Work required:
Every entry must be given again exactly.
== Rows ==
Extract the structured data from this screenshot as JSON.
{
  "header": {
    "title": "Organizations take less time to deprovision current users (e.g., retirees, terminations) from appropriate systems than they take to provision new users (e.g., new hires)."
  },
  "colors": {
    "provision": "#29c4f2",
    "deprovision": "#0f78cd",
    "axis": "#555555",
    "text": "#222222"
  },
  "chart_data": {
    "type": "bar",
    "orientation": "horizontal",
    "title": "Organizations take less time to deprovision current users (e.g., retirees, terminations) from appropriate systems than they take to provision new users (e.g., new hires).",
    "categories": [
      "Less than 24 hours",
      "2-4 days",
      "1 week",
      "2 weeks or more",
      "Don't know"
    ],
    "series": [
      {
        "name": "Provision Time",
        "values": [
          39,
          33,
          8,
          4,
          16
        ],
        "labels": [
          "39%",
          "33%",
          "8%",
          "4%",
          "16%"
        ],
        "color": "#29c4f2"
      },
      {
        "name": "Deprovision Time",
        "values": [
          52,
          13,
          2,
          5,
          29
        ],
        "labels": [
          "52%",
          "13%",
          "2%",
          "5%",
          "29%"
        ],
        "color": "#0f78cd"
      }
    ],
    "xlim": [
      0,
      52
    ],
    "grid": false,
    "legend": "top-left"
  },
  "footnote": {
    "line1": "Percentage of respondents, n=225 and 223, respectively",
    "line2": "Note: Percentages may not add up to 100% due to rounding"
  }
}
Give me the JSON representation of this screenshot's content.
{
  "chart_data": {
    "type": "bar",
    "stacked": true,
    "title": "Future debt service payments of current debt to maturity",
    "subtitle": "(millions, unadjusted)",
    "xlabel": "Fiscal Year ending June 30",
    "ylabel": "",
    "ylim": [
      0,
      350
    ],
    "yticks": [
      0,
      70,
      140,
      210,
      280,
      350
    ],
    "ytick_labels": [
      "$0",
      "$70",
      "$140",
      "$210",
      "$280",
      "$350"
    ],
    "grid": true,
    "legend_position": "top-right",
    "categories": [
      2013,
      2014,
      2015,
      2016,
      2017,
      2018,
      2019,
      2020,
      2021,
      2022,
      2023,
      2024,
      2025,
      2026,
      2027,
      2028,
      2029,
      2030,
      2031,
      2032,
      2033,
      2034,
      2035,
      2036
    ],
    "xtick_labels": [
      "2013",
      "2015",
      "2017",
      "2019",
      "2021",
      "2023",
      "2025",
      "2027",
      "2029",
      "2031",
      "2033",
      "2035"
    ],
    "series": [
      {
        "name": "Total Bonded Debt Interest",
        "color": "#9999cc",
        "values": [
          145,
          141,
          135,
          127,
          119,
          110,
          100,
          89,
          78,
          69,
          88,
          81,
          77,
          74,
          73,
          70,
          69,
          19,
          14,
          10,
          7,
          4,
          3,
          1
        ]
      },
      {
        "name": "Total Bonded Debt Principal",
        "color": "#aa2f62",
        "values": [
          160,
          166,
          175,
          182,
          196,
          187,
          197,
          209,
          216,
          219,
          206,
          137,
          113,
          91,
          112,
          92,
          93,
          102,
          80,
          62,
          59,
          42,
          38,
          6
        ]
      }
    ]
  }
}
===
Exercise solution:
Extract the structured data from this screenshot as JSON.
{
  "header": {
    "title": "Organizations take less time to deprovision current users (e.g., retirees, terminations) from appropriate systems than they take to provision new users (e.g., new hires)."
  },
  "colors": {
    "provision": "#29c4f2",
    "deprovision": "#0f78cd",
    "axis": "#555555",
    "text": "#222222"
  },
  "chart_data": {
    "type": "bar",
    "orientation": "horizontal",
    "title": "Organizations take less time to deprovision current users (e.g., retirees, terminations) from appropriate systems than they take to provision new users (e.g., new hires).",
    "categories": [
      "Less than 24 hours",
      "2-4 days",
      "1 week",
      "2 weeks or more",
      "Don't know"
    ],
    "series": [
      {
        "name": "Provision Time",
        "values": [
          39,
          33,
          8,
          4,
          16
        ],
        "labels": [
          "39%",
          "33%",
          "8%",
          "4%",
          "16%"
        ],
        "color": "#29c4f2"
      },
      {
        "name": "Deprovision Time",
        "values": [
          52,
          13,
          2,
          5,
          29
        ],
        "labels": [
          "52%",
          "13%",
          "2%",
          "5%",
          "29%"
        ],
        "color": "#0f78cd"
      }
    ],
    "xlim": [
      0,
      52
    ],
    "grid": false,
    "legend": "top-left"
  },
  "footnote": {
    "line1": "Percentage of respondents, n=225 and 223, respectively",
    "line2": "Note: Percentages may not add up to 100% due to rounding"
  }
}
Give me the JSON representation of this screenshot's content.
{
  "chart_data": {
    "type": "bar",
    "stacked": true,
    "title": "Future debt service payments of current debt to maturity",
    "subtitle": "(millions, unadjusted)",
    "xlabel": "Fiscal Year ending June 30",
    "ylabel": "",
    "ylim": [
      0,
      350
    ],
    "yticks": [
      0,
      70,
      140,
      210,
      280,
      350
    ],
    "ytick_labels": [
      "$0",
      "$70",
      "$140",
      "$210",
      "$280",
      "$350"
    ],
    "grid": true,
    "legend_position": "top-right",
    "categories": [
      2013,
      2014,
      2015,
      2016,
      2017,
      2018,
      2019,
      2020,
      2021,
      2022,
      2023,
      2024,
      2025,
      2026,
      2027,
      2028,
      2029,
      2030,
      2031,
      2032,
      2033,
      2034,
      2035,
      2036
    ],
    "xtick_labels": [
      "2013",
      "2015",
      "2017",
      "2019",
      "2021",
      "2023",
      "2025",
      "2027",
      "2029",
      "2031",
      "2033",
      "2035"
    ],
    "series": [
      {
        "name": "Total Bonded Debt Interest",
        "color": "#9999cc",
        "values": [
          145,
          141,
          135,
          127,
          119,
          110,
          100,
          89,
          78,
          69,
          88,
          81,
          77,
          74,
          73,
          70,
          69,
          19,
          14,
          10,
          7,
          4,
          3,
          1
        ]
      },
      {
        "name": "Total Bonded Debt Principal",
        "color": "#aa2f62",
        "values": [
          160,
          166,
          175,
          182,
          196,
          187,
          197,
          209,
          216,
          219,
          206,
          137,
          113,
          91,
          112,
          92,
          93,
          102,
          80,
          62,
          59,
          42,
          38,
          6
        ]
      }
    ]
  }
}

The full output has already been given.